Traditionally*, amber is an accord of vanilla and the resins benzoin (top left) and labdanum (bottom left), which are darker, sweeter, and stickier-smelling than other resins such as frankincense. Amber accords often include patchouli, spices, rich woods, incense, or any number of other materials or aroma molecules—but in general, an amber note is meant to evoke a warm, rich, resinous glow.
Amber accords show up so often in perfumery and can be executed in so many different ways that it’s hard to point to just a handful of examples. Some people argue that the word is used and abused so much in perfumery that it’s meaningless, and they have a point. But I still find it useful when I smell and describe scents.
My favorite “quintessential amber” perfumes include Rania J Ambre Loup, a spicy amber as thick as tar with wisps of smoke, yet with the fizzy-sweet coca-cola character I get from benzoin. Olympic Orchids Olympic Amber is a woody, incense-inflected amber with patchouli.

-=-=-=-=-

__Tasks for this exercise__
A - From the passage on amber accords, extract the stretch from "Traditionally*, amber is" through "rich, resinous glow.".
B - Continue the passage on amber accords from its last sentence.
The listings that come next are not needed.

(Listings of box coordinates)

-=-=-=-=-

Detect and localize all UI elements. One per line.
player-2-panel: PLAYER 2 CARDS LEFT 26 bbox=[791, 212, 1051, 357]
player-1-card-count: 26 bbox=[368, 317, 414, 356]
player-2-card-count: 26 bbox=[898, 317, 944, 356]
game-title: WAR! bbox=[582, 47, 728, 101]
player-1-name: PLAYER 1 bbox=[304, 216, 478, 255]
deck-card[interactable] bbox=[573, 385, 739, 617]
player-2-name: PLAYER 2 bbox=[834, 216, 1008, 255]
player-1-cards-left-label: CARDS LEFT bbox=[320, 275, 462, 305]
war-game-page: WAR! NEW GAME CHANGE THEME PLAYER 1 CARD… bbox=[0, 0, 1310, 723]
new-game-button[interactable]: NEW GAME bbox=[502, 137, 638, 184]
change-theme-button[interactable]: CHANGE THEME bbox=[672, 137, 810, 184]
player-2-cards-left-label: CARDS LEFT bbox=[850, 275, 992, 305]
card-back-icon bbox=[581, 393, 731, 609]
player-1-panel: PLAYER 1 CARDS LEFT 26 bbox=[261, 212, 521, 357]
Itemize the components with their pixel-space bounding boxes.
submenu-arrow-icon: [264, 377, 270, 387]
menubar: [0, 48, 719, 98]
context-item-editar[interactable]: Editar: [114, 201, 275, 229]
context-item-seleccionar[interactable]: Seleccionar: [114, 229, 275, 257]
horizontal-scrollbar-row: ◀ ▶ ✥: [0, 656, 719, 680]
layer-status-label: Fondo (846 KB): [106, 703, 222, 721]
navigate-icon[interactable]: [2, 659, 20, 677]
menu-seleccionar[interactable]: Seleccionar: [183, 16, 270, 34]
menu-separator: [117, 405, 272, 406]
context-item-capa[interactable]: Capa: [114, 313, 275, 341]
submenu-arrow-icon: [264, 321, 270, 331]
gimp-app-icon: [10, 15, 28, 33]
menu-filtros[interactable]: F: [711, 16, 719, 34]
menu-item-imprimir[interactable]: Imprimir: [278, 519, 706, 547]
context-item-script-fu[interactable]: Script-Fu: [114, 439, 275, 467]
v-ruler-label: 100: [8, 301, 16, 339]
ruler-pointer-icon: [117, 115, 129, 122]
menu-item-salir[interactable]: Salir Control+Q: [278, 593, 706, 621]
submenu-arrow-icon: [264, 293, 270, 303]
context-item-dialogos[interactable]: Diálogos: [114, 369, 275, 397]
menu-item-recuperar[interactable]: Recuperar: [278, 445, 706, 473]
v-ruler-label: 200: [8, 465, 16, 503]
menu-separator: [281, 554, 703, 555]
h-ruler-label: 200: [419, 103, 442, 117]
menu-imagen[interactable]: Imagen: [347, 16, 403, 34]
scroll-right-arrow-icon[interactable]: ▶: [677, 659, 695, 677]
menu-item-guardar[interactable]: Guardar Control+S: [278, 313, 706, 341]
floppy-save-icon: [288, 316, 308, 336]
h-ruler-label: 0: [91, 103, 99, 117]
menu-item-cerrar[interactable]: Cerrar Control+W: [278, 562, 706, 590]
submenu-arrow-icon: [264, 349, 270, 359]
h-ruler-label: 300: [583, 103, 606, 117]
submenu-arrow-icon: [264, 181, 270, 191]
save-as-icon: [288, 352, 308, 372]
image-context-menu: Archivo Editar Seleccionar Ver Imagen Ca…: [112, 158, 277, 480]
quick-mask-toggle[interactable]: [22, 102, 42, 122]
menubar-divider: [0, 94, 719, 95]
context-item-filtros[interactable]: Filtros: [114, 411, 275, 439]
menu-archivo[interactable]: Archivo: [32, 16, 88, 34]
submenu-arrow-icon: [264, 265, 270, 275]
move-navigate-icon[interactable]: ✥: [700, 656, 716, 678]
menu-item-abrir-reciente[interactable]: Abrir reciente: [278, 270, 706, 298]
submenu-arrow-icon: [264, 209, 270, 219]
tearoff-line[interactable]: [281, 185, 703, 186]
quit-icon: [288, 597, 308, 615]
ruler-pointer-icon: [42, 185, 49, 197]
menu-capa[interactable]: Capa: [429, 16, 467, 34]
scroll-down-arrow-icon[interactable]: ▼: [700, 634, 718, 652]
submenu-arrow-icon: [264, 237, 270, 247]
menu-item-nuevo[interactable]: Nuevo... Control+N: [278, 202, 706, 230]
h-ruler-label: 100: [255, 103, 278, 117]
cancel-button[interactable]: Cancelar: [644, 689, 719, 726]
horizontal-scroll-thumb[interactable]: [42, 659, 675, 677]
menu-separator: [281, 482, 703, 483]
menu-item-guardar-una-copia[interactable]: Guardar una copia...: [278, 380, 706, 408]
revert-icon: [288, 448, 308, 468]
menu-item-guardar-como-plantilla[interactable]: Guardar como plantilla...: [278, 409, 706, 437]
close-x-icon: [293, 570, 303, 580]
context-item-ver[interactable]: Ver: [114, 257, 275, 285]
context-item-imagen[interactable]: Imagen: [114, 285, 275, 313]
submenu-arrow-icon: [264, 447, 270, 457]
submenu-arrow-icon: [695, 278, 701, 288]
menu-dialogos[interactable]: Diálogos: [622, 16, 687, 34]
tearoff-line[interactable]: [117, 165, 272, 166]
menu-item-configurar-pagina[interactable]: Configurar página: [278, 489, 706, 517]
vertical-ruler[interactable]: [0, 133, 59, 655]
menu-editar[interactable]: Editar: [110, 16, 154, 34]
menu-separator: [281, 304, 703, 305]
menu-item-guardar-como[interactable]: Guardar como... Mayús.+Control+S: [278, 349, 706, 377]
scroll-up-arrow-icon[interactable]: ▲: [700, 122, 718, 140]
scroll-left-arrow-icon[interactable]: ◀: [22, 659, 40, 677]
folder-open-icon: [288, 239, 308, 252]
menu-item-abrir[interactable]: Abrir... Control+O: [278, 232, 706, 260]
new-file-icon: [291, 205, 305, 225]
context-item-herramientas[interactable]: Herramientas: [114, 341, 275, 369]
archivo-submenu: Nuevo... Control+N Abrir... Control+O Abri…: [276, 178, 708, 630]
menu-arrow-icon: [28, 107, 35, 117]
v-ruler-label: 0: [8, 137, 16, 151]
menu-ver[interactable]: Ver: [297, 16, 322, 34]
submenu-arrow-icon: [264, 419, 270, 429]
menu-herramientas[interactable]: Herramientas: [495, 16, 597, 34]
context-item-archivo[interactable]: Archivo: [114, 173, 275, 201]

-=-=-=-=-

__Answers to each task__
A -
Traditionally*, amber is an accord of vanilla and the resins benzoin (top left) and labdanum (bottom left), which are darker, sweeter, and stickier-smelling than other resins such as frankincense. Amber accords often include patchouli, spices, rich woods, incense, or any number of other materials or aroma molecules—but in general, an amber note is meant to evoke a warm, rich, resinous glow.

B -
Many perfumes use amber as a base for a floral heart—Aftelier Alchemy is a perfect example of this classical structure. Atop its amber base is a heart of jasmine, ylang ylang, and rose, with light citrus and a touch of pepper up top. Sometimes perfumes encase their star materials in amber, such as Jovoy’s ambered patchouli Psychedelique, or Masque Milano leathery ambered rose Tango.
*Note: sometimes In perfumery, “amber” can refer to ambergris—a fascinating and extremely weird material produced by sperm whales, a topic for another day—but more often, it refers to this vanillic-resinous blend. A Library of Olfactive Material calls this “amber jaune,” or yellow amber, to distinguish it from ambergris (gray amber).